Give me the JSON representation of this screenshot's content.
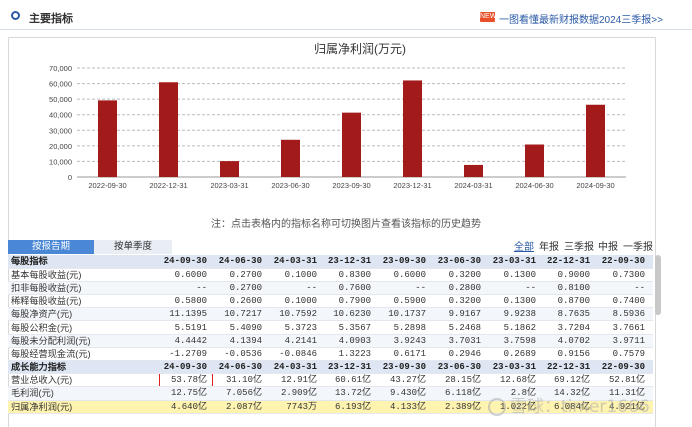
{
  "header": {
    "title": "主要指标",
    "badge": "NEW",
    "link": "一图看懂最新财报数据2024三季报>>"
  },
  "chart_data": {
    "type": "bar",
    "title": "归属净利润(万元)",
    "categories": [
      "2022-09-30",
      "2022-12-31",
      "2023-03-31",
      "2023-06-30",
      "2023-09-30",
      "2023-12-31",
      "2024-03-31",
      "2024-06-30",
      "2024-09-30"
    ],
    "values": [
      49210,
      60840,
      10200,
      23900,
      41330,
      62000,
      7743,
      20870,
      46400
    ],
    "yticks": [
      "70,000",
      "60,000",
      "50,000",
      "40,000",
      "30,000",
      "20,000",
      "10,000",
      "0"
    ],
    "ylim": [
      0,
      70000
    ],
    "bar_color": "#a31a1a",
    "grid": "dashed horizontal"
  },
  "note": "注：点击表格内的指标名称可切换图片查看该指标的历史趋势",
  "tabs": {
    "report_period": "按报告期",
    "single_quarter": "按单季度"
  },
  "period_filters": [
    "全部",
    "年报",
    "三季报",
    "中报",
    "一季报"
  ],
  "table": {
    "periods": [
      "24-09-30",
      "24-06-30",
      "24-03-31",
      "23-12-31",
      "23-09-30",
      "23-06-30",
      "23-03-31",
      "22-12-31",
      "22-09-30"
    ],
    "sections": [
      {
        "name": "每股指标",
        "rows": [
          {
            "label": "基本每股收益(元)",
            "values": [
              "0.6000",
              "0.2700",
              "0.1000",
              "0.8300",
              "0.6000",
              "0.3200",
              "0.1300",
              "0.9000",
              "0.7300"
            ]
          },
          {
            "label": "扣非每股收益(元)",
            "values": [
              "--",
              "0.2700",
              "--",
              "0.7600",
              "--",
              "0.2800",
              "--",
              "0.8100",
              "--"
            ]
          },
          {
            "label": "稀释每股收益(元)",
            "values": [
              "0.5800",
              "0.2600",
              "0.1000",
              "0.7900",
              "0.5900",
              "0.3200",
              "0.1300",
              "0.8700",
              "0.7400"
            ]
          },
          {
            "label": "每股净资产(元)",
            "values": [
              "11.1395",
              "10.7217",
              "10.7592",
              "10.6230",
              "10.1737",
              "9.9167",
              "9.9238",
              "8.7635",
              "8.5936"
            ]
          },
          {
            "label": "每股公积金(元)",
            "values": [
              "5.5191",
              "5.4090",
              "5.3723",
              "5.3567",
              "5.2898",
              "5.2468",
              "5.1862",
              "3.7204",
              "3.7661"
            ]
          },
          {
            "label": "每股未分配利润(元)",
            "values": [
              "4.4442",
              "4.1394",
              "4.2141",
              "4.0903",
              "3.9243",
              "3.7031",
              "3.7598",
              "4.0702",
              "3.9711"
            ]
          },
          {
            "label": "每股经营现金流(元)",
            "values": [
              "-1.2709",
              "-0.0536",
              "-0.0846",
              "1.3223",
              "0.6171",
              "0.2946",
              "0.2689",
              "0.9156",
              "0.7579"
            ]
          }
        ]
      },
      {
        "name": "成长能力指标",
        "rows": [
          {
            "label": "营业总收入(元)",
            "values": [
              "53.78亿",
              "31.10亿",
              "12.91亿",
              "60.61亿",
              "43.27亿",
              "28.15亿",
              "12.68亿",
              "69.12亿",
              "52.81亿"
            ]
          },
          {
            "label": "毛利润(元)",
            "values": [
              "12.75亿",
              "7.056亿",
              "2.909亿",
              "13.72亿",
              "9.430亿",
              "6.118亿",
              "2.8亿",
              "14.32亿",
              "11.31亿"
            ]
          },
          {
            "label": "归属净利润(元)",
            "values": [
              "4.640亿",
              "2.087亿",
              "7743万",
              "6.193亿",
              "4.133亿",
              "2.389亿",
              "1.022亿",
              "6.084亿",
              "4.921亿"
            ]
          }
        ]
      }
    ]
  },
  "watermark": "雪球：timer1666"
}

→ DESCRIPTION OF THE TASK: Show the lines of the records that include the string "label".

→ RIGHT ANSWER:
            "label": "基本每股收益(元)",
            "label": "扣非每股收益(元)",
            "label": "稀释每股收益(元)",
            "label": "每股净资产(元)",
            "label": "每股公积金(元)",
            "label": "每股未分配利润(元)",
            "label": "每股经营现金流(元)",
            "label": "营业总收入(元)",
            "label": "毛利润(元)",
            "label": "归属净利润(元)",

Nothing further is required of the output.